§ Description of the task: Copy out all lines carrying the word "James".

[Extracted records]
▼

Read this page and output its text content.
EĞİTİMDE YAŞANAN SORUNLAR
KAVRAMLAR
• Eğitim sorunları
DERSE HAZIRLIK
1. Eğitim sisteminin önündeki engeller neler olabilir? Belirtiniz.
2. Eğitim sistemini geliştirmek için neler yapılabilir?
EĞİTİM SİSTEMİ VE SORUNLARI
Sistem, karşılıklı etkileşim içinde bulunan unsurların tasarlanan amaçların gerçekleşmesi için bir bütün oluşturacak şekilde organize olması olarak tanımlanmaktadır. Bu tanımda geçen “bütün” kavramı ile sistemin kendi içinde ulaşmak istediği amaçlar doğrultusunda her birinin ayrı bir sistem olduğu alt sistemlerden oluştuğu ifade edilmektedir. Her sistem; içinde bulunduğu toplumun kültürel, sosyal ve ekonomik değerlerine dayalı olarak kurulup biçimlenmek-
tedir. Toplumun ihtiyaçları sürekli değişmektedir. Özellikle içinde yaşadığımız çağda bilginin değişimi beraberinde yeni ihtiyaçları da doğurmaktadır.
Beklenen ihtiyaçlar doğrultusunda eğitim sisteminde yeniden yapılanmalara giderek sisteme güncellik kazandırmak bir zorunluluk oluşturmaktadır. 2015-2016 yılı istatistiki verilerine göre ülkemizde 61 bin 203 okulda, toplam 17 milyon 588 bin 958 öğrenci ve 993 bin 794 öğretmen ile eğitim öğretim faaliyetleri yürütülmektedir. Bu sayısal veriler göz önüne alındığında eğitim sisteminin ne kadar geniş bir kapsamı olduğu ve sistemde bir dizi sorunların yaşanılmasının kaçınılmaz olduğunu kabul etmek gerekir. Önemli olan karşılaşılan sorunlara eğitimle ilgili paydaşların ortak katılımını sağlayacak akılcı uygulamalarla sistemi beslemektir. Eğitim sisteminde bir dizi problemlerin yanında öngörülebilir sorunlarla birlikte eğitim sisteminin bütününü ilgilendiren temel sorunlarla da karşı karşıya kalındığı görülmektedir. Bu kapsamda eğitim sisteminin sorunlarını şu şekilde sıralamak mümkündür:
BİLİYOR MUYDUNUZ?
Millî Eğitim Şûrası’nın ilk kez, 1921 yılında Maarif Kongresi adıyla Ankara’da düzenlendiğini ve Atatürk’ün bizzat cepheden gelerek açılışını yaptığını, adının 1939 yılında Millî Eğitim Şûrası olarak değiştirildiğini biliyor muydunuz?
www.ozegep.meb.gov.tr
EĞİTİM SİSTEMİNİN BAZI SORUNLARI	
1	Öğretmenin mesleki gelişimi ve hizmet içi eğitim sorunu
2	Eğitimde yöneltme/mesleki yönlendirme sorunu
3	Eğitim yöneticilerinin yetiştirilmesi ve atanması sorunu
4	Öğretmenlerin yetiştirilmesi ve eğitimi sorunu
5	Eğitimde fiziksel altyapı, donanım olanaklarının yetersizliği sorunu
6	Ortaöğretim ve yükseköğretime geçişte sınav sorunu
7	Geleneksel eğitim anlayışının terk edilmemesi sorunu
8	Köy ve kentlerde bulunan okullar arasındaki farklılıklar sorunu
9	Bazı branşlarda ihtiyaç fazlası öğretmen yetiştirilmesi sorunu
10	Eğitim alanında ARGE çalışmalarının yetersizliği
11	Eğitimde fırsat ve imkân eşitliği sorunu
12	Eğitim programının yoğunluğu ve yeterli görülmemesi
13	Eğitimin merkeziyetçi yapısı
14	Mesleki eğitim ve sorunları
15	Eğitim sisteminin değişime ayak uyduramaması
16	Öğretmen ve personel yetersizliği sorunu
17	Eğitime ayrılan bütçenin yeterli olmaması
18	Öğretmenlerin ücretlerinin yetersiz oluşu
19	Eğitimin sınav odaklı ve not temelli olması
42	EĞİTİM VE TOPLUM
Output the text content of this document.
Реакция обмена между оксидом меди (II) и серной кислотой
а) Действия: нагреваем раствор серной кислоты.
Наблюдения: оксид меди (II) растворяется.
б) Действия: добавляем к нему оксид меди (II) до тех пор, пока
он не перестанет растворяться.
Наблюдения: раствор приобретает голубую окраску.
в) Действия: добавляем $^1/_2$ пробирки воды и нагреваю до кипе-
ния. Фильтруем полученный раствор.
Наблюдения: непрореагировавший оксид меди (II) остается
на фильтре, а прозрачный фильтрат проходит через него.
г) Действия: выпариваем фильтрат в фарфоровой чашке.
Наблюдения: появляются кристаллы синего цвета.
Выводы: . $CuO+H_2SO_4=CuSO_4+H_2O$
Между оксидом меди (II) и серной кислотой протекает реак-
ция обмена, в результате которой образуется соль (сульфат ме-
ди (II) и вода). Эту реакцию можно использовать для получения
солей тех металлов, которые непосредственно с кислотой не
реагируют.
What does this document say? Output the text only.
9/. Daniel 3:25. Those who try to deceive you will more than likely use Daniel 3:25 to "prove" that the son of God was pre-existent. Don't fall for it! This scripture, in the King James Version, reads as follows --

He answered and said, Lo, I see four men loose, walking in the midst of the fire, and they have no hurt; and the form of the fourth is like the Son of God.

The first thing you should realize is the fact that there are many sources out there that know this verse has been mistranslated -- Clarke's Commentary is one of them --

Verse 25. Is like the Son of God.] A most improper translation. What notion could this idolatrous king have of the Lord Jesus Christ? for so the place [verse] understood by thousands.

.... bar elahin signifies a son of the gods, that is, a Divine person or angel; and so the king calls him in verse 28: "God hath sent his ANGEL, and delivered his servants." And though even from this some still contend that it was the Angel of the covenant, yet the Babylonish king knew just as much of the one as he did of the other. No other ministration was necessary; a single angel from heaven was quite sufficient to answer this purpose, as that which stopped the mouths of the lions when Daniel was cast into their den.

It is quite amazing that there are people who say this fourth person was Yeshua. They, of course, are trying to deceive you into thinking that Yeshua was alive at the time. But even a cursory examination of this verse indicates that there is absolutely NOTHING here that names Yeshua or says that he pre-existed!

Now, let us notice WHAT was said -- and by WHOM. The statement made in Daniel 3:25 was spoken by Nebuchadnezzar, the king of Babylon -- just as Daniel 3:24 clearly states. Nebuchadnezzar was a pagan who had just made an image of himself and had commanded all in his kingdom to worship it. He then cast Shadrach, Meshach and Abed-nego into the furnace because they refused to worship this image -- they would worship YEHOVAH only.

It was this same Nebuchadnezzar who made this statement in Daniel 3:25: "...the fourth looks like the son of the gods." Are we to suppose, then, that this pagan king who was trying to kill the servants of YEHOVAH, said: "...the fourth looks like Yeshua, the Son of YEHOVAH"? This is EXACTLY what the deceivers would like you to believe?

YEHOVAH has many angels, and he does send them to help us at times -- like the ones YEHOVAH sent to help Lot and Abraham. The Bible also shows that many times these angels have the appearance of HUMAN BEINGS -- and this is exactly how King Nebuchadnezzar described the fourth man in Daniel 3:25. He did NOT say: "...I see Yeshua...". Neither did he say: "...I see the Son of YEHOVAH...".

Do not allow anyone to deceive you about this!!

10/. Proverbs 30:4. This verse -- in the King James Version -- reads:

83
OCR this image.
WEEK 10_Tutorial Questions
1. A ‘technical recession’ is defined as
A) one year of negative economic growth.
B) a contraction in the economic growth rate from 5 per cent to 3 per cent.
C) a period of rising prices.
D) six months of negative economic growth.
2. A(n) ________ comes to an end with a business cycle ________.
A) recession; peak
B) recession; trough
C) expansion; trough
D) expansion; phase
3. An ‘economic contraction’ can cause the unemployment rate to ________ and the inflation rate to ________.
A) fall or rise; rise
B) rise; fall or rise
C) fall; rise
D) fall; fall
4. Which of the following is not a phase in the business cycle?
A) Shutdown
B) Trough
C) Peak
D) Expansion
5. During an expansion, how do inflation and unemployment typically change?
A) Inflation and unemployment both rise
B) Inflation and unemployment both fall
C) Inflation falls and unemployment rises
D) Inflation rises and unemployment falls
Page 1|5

▲

§ Answer to the exercise:
9/. Daniel 3:25. Those who try to deceive you will more than likely use Daniel 3:25 to "prove" that the son of God was pre-existent. Don't fall for it! This scripture, in the King James Version, reads as follows --
10/. Proverbs 30:4. This verse -- in the King James Version -- reads:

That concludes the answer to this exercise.